### DATA SECTION

=======

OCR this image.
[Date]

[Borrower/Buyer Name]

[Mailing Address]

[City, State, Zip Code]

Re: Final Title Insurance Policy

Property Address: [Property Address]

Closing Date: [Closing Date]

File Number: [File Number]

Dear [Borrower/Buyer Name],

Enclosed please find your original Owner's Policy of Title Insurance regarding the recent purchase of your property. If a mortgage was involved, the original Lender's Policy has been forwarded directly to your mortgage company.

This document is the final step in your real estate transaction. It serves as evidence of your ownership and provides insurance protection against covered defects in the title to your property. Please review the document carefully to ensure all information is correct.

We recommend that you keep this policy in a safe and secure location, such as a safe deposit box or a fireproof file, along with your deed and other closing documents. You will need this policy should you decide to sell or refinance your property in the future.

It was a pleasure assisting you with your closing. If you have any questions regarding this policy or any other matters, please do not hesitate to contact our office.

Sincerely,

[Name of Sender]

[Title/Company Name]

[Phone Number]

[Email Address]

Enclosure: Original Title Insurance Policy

=======

### INSTRUCTION
Output the entries verbatim.

### TASK ANSWER
OCR this image.
[Date]

[Borrower/Buyer Name]

[Mailing Address]

[City, State, Zip Code]

Re: Final Title Insurance Policy

Property Address: [Property Address]

Closing Date: [Closing Date]

File Number: [File Number]

Dear [Borrower/Buyer Name],

Enclosed please find your original Owner's Policy of Title Insurance regarding the recent purchase of your property. If a mortgage was involved, the original Lender's Policy has been forwarded directly to your mortgage company.

This document is the final step in your real estate transaction. It serves as evidence of your ownership and provides insurance protection against covered defects in the title to your property. Please review the document carefully to ensure all information is correct.

We recommend that you keep this policy in a safe and secure location, such as a safe deposit box or a fireproof file, along with your deed and other closing documents. You will need this policy should you decide to sell or refinance your property in the future.

It was a pleasure assisting you with your closing. If you have any questions regarding this policy or any other matters, please do not hesitate to contact our office.

Sincerely,

[Name of Sender]

[Title/Company Name]

[Phone Number]

[Email Address]

Enclosure: Original Title Insurance Policy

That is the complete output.